Serie de ejercicios:
**A)** Transcriba fielmente el fragmento del texto sobre Marcos Ana que comienza con las palabras "Y así tirando" y concluye con "de veinte años.".
**B)** Reanude la redacción del texto sobre el poeta Marcos Ana desde el punto en que se detiene.

Es curioso cómo se van cerrando los círculos, cómo la vida va imitando los pequeños rodeos de que dan algunos animales sobre sí mismos antes de acostarse. Como el dedo se extiende y alcanza el hilo, y se va deshilachando poco a poco el telón, dejando ver, lentamente, lo que terminará por deslumbrarnos. Te juzgarán sólo por tus errores (yo no), una de las últimas canciones de Rock transgresivo, el primer álbum de Extremoduro, casi escondida y nada comercial, era posible gracias a Decidme cómo es un árbol, un poema de Marcos Ana, alguien que por entonces, era un completo desconocido para mí.
Y así tirando del hilo vas encontrando ramas y piedrecitas que puede que consigan llevarte de vuelta a esa casa inventada donde empiezas a conocer la palabra hogar. Fernando Macarro Castillo, quiso llamarse Marcos Ana, para tener también a lo que él conocía por hogar más cerca, para llevar consigo a sus padres en el mismo nombre. Quiso inventarse un bosque, un mar y un horizonte sin muros entre cuatro paredes que lo contuvieron durante más de veinte años.
Celda de adolescente
Hizo del lápiz y del papel su manera de resistir, de imaginar lo que no le rodeaba, su propio hilo inquebrantable que algún día podría hacerle volver a casa. Porque el ahora reconocido poeta, entró en la cárcel con 19 años y no salió de ella hasta cumplir los 42. Un temblor adolescente en una celda, pidiéndole siempre a la palabra que no olvidara contarle las cosas esenciales del mundo, algo que la propia vida le arrebataría durante un par de décadas.

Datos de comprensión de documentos
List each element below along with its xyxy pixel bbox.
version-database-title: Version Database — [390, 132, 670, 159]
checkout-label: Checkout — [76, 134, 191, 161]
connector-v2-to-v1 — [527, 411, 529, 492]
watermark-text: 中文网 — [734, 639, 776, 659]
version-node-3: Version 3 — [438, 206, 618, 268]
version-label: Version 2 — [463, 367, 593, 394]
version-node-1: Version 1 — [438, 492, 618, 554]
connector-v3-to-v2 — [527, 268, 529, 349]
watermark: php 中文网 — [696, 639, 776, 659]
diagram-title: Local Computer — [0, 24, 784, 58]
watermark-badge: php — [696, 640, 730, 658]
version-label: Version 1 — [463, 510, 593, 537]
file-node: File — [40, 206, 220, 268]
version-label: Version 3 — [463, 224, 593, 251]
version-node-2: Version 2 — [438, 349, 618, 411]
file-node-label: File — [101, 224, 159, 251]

Resultados por tarea:
**A)**
Y así tirando del hilo vas encontrando ramas y piedrecitas que puede que consigan llevarte de vuelta a esa casa inventada donde empiezas a conocer la palabra hogar. Fernando Macarro Castillo, quiso llamarse Marcos Ana, para tener también a lo que él conocía por hogar más cerca, para llevar consigo a sus padres en el mismo nombre. Quiso inventarse un bosque, un mar y un horizonte sin muros entre cuatro paredes que lo contuvieron durante más de veinte años.

**B)**
Hoy todos recordaran al poeta que una vez confesó que su profesión era la de preso: algunos escribirán sobre las heridas que no conocen de suturas como son las de la guerra, otros escribirán sobre su militancia en el partido comunista y otros, lo seguirán llamando asesino. Yo, o mejor dicho lo que queda de esos retazos que fui y de la que tantas veces pudorosa he ocultado, me quedo con el hombre que rompió a llorar en Auschwitz junto a un Neruda sorprendido, confesándole lo increíble que a un hombre como él le siguieran quedando lágrimas.
Con el chiquillo asustado pidiéndole al poema dadme el nombre del amor / no lo recuerdo con el poeta que escribía a tientas el mar, el campo, y el bosque, y hacía que estallara la luz y la palabra hasta en la mismísima cárcel. Hoy, que tan fácil es lanzar palabras y no avergonzarse, me quedo con ese niño que salió de la cárcel con más de cuarenta años y no sabía comportarse. El hilo había tocado a su fin pero ya no había regazo. Vendría luego el exilio, el hombre, la paciencia para reubicar en el espacio lo que tantos años había esbozado en la prisión.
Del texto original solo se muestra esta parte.